__Short exercise__: Set down each record exactly as written.

Stored data entries:
◆ ◆ ◆ ◆ ◆

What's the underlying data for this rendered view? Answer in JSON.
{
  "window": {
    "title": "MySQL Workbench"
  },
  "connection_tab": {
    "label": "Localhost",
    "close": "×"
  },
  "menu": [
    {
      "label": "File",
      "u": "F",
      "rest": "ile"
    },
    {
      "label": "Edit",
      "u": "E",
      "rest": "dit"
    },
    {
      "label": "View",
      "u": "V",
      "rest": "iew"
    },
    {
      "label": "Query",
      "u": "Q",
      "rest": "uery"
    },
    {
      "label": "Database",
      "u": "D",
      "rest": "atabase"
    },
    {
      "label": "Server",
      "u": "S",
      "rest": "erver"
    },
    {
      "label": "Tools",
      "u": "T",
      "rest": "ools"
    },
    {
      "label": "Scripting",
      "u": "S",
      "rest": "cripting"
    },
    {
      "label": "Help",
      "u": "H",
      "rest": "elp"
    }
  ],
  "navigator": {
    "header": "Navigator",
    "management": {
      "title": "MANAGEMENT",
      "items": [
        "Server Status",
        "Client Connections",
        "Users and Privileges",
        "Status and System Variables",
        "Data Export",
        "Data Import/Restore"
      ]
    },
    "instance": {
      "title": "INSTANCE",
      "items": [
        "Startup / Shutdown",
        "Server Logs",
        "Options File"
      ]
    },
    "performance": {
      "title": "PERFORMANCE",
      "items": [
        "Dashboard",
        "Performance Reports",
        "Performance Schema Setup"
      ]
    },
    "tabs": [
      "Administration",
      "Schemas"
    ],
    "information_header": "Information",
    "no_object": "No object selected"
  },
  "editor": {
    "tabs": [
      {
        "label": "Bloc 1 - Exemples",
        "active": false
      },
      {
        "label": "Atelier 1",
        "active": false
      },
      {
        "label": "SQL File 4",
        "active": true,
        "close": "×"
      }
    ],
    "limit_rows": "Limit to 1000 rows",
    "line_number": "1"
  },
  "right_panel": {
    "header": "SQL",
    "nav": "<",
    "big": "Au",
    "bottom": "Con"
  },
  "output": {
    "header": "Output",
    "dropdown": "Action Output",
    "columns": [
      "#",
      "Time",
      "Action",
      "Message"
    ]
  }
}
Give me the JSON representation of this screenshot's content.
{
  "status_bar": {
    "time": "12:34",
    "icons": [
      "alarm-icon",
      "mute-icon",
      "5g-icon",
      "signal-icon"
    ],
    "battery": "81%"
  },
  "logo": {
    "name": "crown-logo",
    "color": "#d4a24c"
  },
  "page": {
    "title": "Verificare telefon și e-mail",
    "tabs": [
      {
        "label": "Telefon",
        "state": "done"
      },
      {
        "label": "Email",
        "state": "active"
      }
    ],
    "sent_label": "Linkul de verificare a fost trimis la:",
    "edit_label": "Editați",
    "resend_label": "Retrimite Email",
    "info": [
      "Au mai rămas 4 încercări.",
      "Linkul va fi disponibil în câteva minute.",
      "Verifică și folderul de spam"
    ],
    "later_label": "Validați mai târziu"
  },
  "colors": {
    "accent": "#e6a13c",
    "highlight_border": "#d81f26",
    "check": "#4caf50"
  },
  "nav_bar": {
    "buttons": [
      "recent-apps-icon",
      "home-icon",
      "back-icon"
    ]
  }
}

◆ ◆ ◆ ◆ ◆

__Result of this exercise__:
What's the underlying data for this rendered view? Answer in JSON.
{
  "window": {
    "title": "MySQL Workbench"
  },
  "connection_tab": {
    "label": "Localhost",
    "close": "×"
  },
  "menu": [
    {
      "label": "File",
      "u": "F",
      "rest": "ile"
    },
    {
      "label": "Edit",
      "u": "E",
      "rest": "dit"
    },
    {
      "label": "View",
      "u": "V",
      "rest": "iew"
    },
    {
      "label": "Query",
      "u": "Q",
      "rest": "uery"
    },
    {
      "label": "Database",
      "u": "D",
      "rest": "atabase"
    },
    {
      "label": "Server",
      "u": "S",
      "rest": "erver"
    },
    {
      "label": "Tools",
      "u": "T",
      "rest": "ools"
    },
    {
      "label": "Scripting",
      "u": "S",
      "rest": "cripting"
    },
    {
      "label": "Help",
      "u": "H",
      "rest": "elp"
    }
  ],
  "navigator": {
    "header": "Navigator",
    "management": {
      "title": "MANAGEMENT",
      "items": [
        "Server Status",
        "Client Connections",
        "Users and Privileges",
        "Status and System Variables",
        "Data Export",
        "Data Import/Restore"
      ]
    },
    "instance": {
      "title": "INSTANCE",
      "items": [
        "Startup / Shutdown",
        "Server Logs",
        "Options File"
      ]
    },
    "performance": {
      "title": "PERFORMANCE",
      "items": [
        "Dashboard",
        "Performance Reports",
        "Performance Schema Setup"
      ]
    },
    "tabs": [
      "Administration",
      "Schemas"
    ],
    "information_header": "Information",
    "no_object": "No object selected"
  },
  "editor": {
    "tabs": [
      {
        "label": "Bloc 1 - Exemples",
        "active": false
      },
      {
        "label": "Atelier 1",
        "active": false
      },
      {
        "label": "SQL File 4",
        "active": true,
        "close": "×"
      }
    ],
    "limit_rows": "Limit to 1000 rows",
    "line_number": "1"
  },
  "right_panel": {
    "header": "SQL",
    "nav": "<",
    "big": "Au",
    "bottom": "Con"
  },
  "output": {
    "header": "Output",
    "dropdown": "Action Output",
    "columns": [
      "#",
      "Time",
      "Action",
      "Message"
    ]
  }
}
Give me the JSON representation of this screenshot's content.
{
  "status_bar": {
    "time": "12:34",
    "icons": [
      "alarm-icon",
      "mute-icon",
      "5g-icon",
      "signal-icon"
    ],
    "battery": "81%"
  },
  "logo": {
    "name": "crown-logo",
    "color": "#d4a24c"
  },
  "page": {
    "title": "Verificare telefon și e-mail",
    "tabs": [
      {
        "label": "Telefon",
        "state": "done"
      },
      {
        "label": "Email",
        "state": "active"
      }
    ],
    "sent_label": "Linkul de verificare a fost trimis la:",
    "edit_label": "Editați",
    "resend_label": "Retrimite Email",
    "info": [
      "Au mai rămas 4 încercări.",
      "Linkul va fi disponibil în câteva minute.",
      "Verifică și folderul de spam"
    ],
    "later_label": "Validați mai târziu"
  },
  "colors": {
    "accent": "#e6a13c",
    "highlight_border": "#d81f26",
    "check": "#4caf50"
  },
  "nav_bar": {
    "buttons": [
      "recent-apps-icon",
      "home-icon",
      "back-icon"
    ]
  }
}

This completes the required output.